• [Do this] Identify all lines of the data containing the string "averaging" and copy them.

Collected data entries
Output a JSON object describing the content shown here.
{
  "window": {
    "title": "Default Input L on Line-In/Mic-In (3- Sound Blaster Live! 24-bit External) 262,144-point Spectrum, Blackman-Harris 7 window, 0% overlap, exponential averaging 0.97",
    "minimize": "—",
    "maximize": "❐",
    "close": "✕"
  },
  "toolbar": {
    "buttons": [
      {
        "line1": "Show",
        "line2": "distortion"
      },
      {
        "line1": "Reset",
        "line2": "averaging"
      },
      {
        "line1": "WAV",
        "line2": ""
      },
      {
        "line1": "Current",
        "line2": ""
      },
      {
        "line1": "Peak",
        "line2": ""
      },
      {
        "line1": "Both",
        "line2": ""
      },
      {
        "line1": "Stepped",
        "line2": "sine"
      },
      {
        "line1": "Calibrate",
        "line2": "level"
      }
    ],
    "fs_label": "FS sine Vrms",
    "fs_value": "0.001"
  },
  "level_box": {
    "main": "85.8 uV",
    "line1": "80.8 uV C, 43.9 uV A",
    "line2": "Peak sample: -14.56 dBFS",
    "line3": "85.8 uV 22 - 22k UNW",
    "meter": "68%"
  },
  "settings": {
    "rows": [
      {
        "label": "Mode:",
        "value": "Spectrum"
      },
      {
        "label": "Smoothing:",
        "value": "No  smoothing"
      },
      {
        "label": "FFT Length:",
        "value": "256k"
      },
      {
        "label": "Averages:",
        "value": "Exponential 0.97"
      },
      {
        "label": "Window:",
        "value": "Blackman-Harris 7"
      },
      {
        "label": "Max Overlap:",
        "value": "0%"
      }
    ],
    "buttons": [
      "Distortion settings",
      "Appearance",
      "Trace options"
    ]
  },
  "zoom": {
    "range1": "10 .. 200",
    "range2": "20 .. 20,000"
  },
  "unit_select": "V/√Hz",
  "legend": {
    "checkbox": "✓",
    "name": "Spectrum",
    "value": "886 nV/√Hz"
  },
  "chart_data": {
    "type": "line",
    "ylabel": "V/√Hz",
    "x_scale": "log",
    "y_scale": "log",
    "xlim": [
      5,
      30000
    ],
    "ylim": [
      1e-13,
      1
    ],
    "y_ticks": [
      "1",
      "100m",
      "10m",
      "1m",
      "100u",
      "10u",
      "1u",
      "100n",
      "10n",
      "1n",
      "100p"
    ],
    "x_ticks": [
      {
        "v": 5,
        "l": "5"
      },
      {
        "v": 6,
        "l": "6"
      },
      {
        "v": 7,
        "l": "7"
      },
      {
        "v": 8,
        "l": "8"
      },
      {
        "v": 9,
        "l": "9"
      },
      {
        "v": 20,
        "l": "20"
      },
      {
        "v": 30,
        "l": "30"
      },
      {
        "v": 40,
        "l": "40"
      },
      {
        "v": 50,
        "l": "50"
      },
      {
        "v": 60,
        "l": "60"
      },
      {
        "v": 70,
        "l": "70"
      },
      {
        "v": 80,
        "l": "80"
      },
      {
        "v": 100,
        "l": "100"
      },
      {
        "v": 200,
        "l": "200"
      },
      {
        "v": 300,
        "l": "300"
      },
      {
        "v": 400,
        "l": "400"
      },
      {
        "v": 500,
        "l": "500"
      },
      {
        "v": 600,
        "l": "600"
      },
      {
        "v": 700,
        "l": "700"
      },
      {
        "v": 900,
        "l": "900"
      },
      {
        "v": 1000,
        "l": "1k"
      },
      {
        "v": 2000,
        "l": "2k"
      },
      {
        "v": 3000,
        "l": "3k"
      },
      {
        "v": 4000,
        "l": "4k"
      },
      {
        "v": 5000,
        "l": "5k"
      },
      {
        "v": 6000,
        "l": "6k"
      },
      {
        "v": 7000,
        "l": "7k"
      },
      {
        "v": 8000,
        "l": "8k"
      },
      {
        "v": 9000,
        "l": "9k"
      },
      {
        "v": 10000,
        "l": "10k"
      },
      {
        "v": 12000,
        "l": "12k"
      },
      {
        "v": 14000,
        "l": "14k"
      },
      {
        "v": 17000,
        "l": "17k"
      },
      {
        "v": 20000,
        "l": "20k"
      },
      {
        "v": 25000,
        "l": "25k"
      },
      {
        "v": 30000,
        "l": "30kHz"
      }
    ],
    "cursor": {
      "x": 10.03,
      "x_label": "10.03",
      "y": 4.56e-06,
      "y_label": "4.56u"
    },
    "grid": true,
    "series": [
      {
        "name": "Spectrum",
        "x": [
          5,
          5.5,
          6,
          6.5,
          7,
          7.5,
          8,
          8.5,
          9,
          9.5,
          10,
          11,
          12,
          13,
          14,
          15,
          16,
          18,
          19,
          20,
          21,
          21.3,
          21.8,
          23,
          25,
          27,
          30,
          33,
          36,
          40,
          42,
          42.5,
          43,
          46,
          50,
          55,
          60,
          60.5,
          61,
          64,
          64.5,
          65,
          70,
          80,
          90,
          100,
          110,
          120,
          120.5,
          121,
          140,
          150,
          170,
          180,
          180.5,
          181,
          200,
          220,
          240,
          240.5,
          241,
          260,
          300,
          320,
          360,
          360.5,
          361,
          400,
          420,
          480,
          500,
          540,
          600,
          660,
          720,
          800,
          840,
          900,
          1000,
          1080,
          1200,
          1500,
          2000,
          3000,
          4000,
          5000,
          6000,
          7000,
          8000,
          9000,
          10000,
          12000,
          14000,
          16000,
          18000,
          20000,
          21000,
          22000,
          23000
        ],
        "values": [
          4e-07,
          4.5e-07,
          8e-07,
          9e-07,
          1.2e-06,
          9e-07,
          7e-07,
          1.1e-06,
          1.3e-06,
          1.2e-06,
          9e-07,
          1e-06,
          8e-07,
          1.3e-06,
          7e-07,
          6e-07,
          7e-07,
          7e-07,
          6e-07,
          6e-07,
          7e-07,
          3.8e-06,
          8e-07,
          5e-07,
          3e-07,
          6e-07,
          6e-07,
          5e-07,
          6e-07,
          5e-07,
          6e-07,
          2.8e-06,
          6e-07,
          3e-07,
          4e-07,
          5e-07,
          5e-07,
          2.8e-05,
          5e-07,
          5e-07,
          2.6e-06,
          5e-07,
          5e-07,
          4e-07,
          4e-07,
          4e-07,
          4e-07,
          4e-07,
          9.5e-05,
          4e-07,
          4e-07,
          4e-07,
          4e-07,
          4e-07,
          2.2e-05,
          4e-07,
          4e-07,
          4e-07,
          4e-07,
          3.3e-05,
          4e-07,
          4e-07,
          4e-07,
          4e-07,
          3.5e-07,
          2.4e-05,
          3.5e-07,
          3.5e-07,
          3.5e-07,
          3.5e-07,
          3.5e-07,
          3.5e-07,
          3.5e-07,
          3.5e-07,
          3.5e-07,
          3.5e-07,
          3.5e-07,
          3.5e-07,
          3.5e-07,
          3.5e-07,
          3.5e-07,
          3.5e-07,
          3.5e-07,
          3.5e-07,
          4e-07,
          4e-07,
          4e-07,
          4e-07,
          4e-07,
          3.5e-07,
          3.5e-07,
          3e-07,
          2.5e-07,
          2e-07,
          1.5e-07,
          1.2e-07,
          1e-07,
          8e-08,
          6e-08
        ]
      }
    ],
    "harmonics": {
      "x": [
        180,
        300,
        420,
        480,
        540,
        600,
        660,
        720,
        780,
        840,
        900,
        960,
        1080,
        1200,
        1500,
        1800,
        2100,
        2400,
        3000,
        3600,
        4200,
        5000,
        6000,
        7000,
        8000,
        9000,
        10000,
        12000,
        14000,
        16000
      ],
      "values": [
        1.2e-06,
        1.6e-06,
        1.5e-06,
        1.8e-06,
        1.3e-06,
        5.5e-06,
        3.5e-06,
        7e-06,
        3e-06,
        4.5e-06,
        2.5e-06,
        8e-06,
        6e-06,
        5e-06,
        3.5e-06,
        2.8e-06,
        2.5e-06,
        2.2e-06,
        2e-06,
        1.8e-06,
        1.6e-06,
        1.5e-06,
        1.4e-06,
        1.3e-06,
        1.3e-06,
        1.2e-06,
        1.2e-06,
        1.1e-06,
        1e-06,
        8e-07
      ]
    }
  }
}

• [Exercise solution]
    "title": "Default Input L on Line-In/Mic-In (3- Sound Blaster Live! 24-bit External) 262,144-point Spectrum, Blackman-Harris 7 window, 0% overlap, exponential averaging 0.97",
        "line2": "averaging"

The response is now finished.